** Instructions for the task **
Find every line in the records below that holds the word "shock", and copy each one.

** Materials provided **
>> BEGIN
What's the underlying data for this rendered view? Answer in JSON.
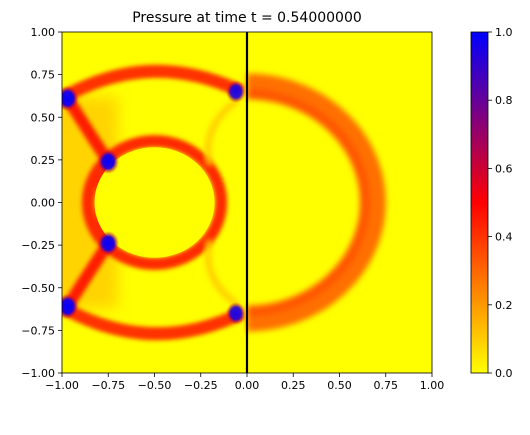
{
  "chart_data": {
    "type": "heatmap",
    "title": "Pressure at time t =     0.54000000",
    "xlabel": "",
    "ylabel": "",
    "xlim": [
      -1.0,
      1.0
    ],
    "ylim": [
      -1.0,
      1.0
    ],
    "x_ticks": [
      "−1.00",
      "−0.75",
      "−0.50",
      "−0.25",
      "0.00",
      "0.25",
      "0.50",
      "0.75",
      "1.00"
    ],
    "y_ticks": [
      "−1.00",
      "−0.75",
      "−0.50",
      "−0.25",
      "0.00",
      "0.25",
      "0.50",
      "0.75",
      "1.00"
    ],
    "x_tick_values": [
      -1.0,
      -0.75,
      -0.5,
      -0.25,
      0.0,
      0.25,
      0.5,
      0.75,
      1.0
    ],
    "y_tick_values": [
      -1.0,
      -0.75,
      -0.5,
      -0.25,
      0.0,
      0.25,
      0.5,
      0.75,
      1.0
    ],
    "colorbar": {
      "range": [
        0.0,
        1.0
      ],
      "ticks": [
        "0.0",
        "0.2",
        "0.4",
        "0.6",
        "0.8",
        "1.0"
      ],
      "tick_values": [
        0.0,
        0.2,
        0.4,
        0.6,
        0.8,
        1.0
      ],
      "colors": [
        "#ffff00",
        "#ff0000",
        "#0000ff"
      ]
    },
    "grid": false,
    "vertical_line": {
      "x": 0.0,
      "color": "#000000"
    },
    "features": [
      {
        "name": "circular cylinder",
        "cx": -0.5,
        "cy": 0.0,
        "r": 0.33,
        "value": 0.0
      },
      {
        "name": "cylinder bow shock ring",
        "cx": -0.5,
        "cy": 0.0,
        "r": 0.36,
        "value": 0.42
      },
      {
        "name": "outer shock arc (left)",
        "cx": -0.5,
        "cy": 0.0,
        "r": 0.73,
        "value": 0.4
      },
      {
        "name": "outer shock arc (right)",
        "cx": 0.0,
        "cy": 0.0,
        "r": 0.68,
        "value": 0.28
      },
      {
        "name": "triple point",
        "x": -0.97,
        "y": 0.61,
        "value": 1.0
      },
      {
        "name": "triple point",
        "x": -0.97,
        "y": -0.61,
        "value": 1.0
      },
      {
        "name": "triple point",
        "x": -0.75,
        "y": 0.24,
        "value": 0.95
      },
      {
        "name": "triple point",
        "x": -0.75,
        "y": -0.24,
        "value": 0.95
      },
      {
        "name": "triple point",
        "x": -0.06,
        "y": 0.65,
        "value": 0.75
      },
      {
        "name": "triple point",
        "x": -0.06,
        "y": -0.65,
        "value": 0.75
      }
    ]
  }
}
>> END
** Task result **
        "name": "cylinder bow shock ring",
        "name": "outer shock arc (left)",
        "name": "outer shock arc (right)",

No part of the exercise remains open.